[Begin Stored records]
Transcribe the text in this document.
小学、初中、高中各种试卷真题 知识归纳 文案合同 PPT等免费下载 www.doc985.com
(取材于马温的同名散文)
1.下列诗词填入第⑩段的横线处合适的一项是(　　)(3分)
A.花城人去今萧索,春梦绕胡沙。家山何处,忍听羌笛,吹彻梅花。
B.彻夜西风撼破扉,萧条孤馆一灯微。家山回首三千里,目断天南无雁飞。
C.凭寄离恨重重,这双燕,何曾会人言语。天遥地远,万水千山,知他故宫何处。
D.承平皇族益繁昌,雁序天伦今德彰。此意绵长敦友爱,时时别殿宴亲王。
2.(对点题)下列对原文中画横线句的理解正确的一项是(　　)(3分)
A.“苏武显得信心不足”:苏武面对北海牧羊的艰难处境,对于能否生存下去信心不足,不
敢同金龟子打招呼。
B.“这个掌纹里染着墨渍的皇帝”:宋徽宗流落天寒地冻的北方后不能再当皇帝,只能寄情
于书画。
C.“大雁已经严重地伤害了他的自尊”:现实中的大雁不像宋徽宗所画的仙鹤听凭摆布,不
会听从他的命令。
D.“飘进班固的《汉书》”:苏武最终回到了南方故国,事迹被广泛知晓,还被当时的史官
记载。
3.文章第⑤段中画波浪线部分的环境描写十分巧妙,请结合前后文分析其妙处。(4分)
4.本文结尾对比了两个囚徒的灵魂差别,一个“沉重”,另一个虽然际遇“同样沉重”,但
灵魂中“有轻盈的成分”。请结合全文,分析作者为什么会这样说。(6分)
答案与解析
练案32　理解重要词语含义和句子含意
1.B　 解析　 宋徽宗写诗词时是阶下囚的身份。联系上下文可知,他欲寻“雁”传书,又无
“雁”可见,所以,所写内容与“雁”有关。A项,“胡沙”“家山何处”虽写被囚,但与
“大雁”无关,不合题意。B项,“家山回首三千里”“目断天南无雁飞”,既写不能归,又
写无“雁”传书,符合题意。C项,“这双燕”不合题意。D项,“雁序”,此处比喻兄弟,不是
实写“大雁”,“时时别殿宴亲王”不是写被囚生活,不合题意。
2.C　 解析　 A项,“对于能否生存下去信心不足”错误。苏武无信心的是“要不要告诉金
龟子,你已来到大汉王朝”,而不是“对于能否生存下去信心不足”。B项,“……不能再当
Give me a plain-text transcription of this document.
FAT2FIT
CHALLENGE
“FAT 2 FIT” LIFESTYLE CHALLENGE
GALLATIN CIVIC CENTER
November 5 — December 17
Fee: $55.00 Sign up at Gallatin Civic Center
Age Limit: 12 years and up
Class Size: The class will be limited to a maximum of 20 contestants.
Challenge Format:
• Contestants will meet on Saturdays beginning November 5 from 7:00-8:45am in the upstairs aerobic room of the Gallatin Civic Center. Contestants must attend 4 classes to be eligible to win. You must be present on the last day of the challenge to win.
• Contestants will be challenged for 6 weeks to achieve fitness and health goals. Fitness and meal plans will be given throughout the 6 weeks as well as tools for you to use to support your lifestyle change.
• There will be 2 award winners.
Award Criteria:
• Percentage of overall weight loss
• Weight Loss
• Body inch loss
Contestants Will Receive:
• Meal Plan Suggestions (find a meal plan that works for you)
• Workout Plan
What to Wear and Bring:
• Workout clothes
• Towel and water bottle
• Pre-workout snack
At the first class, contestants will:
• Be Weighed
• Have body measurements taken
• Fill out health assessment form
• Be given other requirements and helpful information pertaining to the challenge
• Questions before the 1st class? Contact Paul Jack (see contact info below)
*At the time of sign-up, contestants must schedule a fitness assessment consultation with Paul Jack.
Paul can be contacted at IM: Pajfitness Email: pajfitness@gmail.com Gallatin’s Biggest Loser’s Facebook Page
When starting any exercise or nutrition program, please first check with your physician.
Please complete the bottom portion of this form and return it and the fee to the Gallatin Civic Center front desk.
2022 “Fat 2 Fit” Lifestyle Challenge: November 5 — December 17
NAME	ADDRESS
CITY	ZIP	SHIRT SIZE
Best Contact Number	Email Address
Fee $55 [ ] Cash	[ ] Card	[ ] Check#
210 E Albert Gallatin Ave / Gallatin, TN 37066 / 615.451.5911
[End Stored records]
Your task is to repeat the data exactly; please include every line.

**Full output**
Transcribe the text in this document.
小学、初中、高中各种试卷真题 知识归纳 文案合同 PPT等免费下载 www.doc985.com
(取材于马温的同名散文)
1.下列诗词填入第⑩段的横线处合适的一项是(　　)(3分)
A.花城人去今萧索,春梦绕胡沙。家山何处,忍听羌笛,吹彻梅花。
B.彻夜西风撼破扉,萧条孤馆一灯微。家山回首三千里,目断天南无雁飞。
C.凭寄离恨重重,这双燕,何曾会人言语。天遥地远,万水千山,知他故宫何处。
D.承平皇族益繁昌,雁序天伦今德彰。此意绵长敦友爱,时时别殿宴亲王。
2.(对点题)下列对原文中画横线句的理解正确的一项是(　　)(3分)
A.“苏武显得信心不足”:苏武面对北海牧羊的艰难处境,对于能否生存下去信心不足,不
敢同金龟子打招呼。
B.“这个掌纹里染着墨渍的皇帝”:宋徽宗流落天寒地冻的北方后不能再当皇帝,只能寄情
于书画。
C.“大雁已经严重地伤害了他的自尊”:现实中的大雁不像宋徽宗所画的仙鹤听凭摆布,不
会听从他的命令。
D.“飘进班固的《汉书》”:苏武最终回到了南方故国,事迹被广泛知晓,还被当时的史官
记载。
3.文章第⑤段中画波浪线部分的环境描写十分巧妙,请结合前后文分析其妙处。(4分)
4.本文结尾对比了两个囚徒的灵魂差别,一个“沉重”,另一个虽然际遇“同样沉重”,但
灵魂中“有轻盈的成分”。请结合全文,分析作者为什么会这样说。(6分)
答案与解析
练案32　理解重要词语含义和句子含意
1.B　 解析　 宋徽宗写诗词时是阶下囚的身份。联系上下文可知,他欲寻“雁”传书,又无
“雁”可见,所以,所写内容与“雁”有关。A项,“胡沙”“家山何处”虽写被囚,但与
“大雁”无关,不合题意。B项,“家山回首三千里”“目断天南无雁飞”,既写不能归,又
写无“雁”传书,符合题意。C项,“这双燕”不合题意。D项,“雁序”,此处比喻兄弟,不是
实写“大雁”,“时时别殿宴亲王”不是写被囚生活,不合题意。
2.C　 解析　 A项,“对于能否生存下去信心不足”错误。苏武无信心的是“要不要告诉金
龟子,你已来到大汉王朝”,而不是“对于能否生存下去信心不足”。B项,“……不能再当
Give me a plain-text transcription of this document.
FAT2FIT
CHALLENGE
“FAT 2 FIT” LIFESTYLE CHALLENGE
GALLATIN CIVIC CENTER
November 5 — December 17
Fee: $55.00 Sign up at Gallatin Civic Center
Age Limit: 12 years and up
Class Size: The class will be limited to a maximum of 20 contestants.
Challenge Format:
• Contestants will meet on Saturdays beginning November 5 from 7:00-8:45am in the upstairs aerobic room of the Gallatin Civic Center. Contestants must attend 4 classes to be eligible to win. You must be present on the last day of the challenge to win.
• Contestants will be challenged for 6 weeks to achieve fitness and health goals. Fitness and meal plans will be given throughout the 6 weeks as well as tools for you to use to support your lifestyle change.
• There will be 2 award winners.
Award Criteria:
• Percentage of overall weight loss
• Weight Loss
• Body inch loss
Contestants Will Receive:
• Meal Plan Suggestions (find a meal plan that works for you)
• Workout Plan
What to Wear and Bring:
• Workout clothes
• Towel and water bottle
• Pre-workout snack
At the first class, contestants will:
• Be Weighed
• Have body measurements taken
• Fill out health assessment form
• Be given other requirements and helpful information pertaining to the challenge
• Questions before the 1st class? Contact Paul Jack (see contact info below)
*At the time of sign-up, contestants must schedule a fitness assessment consultation with Paul Jack.
Paul can be contacted at IM: Pajfitness Email: pajfitness@gmail.com Gallatin’s Biggest Loser’s Facebook Page
When starting any exercise or nutrition program, please first check with your physician.
Please complete the bottom portion of this form and return it and the fee to the Gallatin Civic Center front desk.
2022 “Fat 2 Fit” Lifestyle Challenge: November 5 — December 17
NAME	ADDRESS
CITY	ZIP	SHIRT SIZE
Best Contact Number	Email Address
Fee $55 [ ] Cash	[ ] Card	[ ] Check#
210 E Albert Gallatin Ave / Gallatin, TN 37066 / 615.451.5911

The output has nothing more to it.